# Problem to work on:
Review the material and extract every line in which the word "Show" occurs.
━━━━
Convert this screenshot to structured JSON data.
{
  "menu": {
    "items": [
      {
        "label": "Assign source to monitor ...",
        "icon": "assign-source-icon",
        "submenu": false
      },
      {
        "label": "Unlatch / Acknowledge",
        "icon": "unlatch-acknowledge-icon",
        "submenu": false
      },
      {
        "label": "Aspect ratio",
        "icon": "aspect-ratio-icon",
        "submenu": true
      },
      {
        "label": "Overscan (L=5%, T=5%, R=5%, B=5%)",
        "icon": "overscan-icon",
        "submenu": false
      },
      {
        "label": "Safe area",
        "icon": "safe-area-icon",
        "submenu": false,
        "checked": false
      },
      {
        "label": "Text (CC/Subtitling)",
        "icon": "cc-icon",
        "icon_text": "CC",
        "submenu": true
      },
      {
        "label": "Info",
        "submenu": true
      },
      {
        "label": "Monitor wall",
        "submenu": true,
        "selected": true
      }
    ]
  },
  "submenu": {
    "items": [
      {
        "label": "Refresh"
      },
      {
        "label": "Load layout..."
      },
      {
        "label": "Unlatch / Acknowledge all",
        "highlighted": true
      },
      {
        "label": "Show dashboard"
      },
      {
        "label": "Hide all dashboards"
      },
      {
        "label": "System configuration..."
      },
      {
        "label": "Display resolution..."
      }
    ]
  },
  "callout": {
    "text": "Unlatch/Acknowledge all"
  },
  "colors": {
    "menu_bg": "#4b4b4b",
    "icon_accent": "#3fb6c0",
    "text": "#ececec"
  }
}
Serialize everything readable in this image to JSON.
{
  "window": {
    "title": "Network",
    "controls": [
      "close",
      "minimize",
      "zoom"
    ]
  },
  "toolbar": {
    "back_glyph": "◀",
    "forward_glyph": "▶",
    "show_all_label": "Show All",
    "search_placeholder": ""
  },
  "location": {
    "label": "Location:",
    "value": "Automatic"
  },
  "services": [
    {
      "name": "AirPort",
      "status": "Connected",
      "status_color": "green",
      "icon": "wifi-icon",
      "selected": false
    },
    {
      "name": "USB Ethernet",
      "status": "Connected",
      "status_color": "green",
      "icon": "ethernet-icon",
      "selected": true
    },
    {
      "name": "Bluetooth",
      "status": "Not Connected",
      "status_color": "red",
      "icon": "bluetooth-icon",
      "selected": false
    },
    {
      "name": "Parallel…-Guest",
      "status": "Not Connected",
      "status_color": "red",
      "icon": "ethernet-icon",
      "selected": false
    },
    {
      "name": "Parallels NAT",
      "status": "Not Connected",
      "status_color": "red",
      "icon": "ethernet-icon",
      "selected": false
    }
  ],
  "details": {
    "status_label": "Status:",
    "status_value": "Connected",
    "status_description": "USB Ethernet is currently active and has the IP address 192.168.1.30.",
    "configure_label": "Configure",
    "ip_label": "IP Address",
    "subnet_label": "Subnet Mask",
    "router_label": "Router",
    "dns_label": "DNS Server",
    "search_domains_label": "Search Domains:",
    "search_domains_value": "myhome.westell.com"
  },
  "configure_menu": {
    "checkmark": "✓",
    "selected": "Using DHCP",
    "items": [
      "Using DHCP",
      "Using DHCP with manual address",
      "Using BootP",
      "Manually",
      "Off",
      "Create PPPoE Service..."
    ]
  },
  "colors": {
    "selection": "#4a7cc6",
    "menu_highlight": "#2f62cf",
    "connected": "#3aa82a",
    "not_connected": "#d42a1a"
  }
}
━━━━
# Solution to this problem:
        "label": "Show dashboard"
    "show_all_label": "Show All",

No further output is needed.